- _Work required_
Output the material beneath this task exactly, images excluded.

______

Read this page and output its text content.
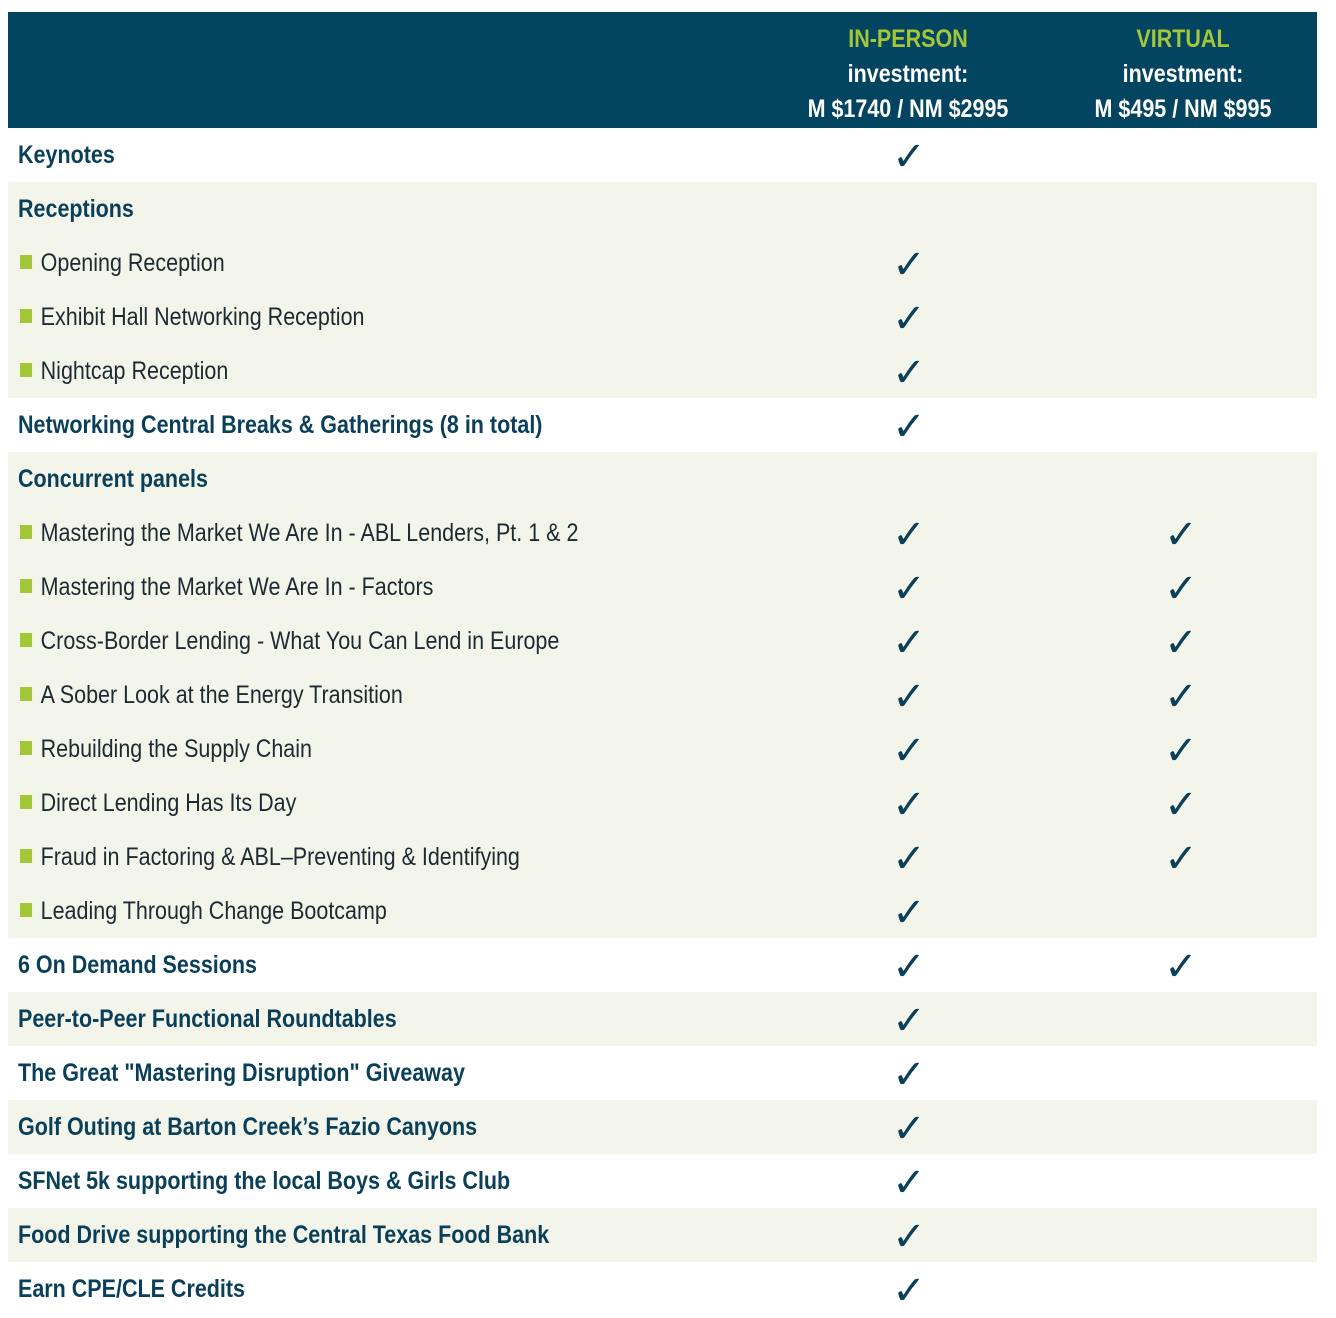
IN-PERSON
investment:
M $1740 / NM $2995
VIRTUAL
investment:
M $495 / NM $995
Keynotes	✓
Receptions
Opening Reception	✓
Exhibit Hall Networking Reception	✓
Nightcap Reception	✓
Networking Central Breaks & Gatherings (8 in total)	✓
Concurrent panels
Mastering the Market We Are In - ABL Lenders, Pt. 1 & 2	✓	✓
Mastering the Market We Are In - Factors	✓	✓
Cross-Border Lending - What You Can Lend in Europe	✓	✓
A Sober Look at the Energy Transition	✓	✓
Rebuilding the Supply Chain	✓	✓
Direct Lending Has Its Day	✓	✓
Fraud in Factoring & ABL–Preventing & Identifying	✓	✓
Leading Through Change Bootcamp	✓
6 On Demand Sessions	✓	✓
Peer-to-Peer Functional Roundtables	✓
The Great "Mastering Disruption" Giveaway	✓
Golf Outing at Barton Creek’s Fazio Canyons	✓
SFNet 5k supporting the local Boys & Girls Club	✓
Food Drive supporting the Central Texas Food Bank	✓
Earn CPE/CLE Credits	✓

______

- _Solution_
Read this page and output its text content.
IN-PERSON
investment:
M $1740 / NM $2995
VIRTUAL
investment:
M $495 / NM $995
Keynotes	✓
Receptions
Opening Reception	✓
Exhibit Hall Networking Reception	✓
Nightcap Reception	✓
Networking Central Breaks & Gatherings (8 in total)	✓
Concurrent panels
Mastering the Market We Are In - ABL Lenders, Pt. 1 & 2	✓	✓
Mastering the Market We Are In - Factors	✓	✓
Cross-Border Lending - What You Can Lend in Europe	✓	✓
A Sober Look at the Energy Transition	✓	✓
Rebuilding the Supply Chain	✓	✓
Direct Lending Has Its Day	✓	✓
Fraud in Factoring & ABL–Preventing & Identifying	✓	✓
Leading Through Change Bootcamp	✓
6 On Demand Sessions	✓	✓
Peer-to-Peer Functional Roundtables	✓
The Great "Mastering Disruption" Giveaway	✓
Golf Outing at Barton Creek’s Fazio Canyons	✓
SFNet 5k supporting the local Boys & Girls Club	✓
Food Drive supporting the Central Texas Food Bank	✓
Earn CPE/CLE Credits	✓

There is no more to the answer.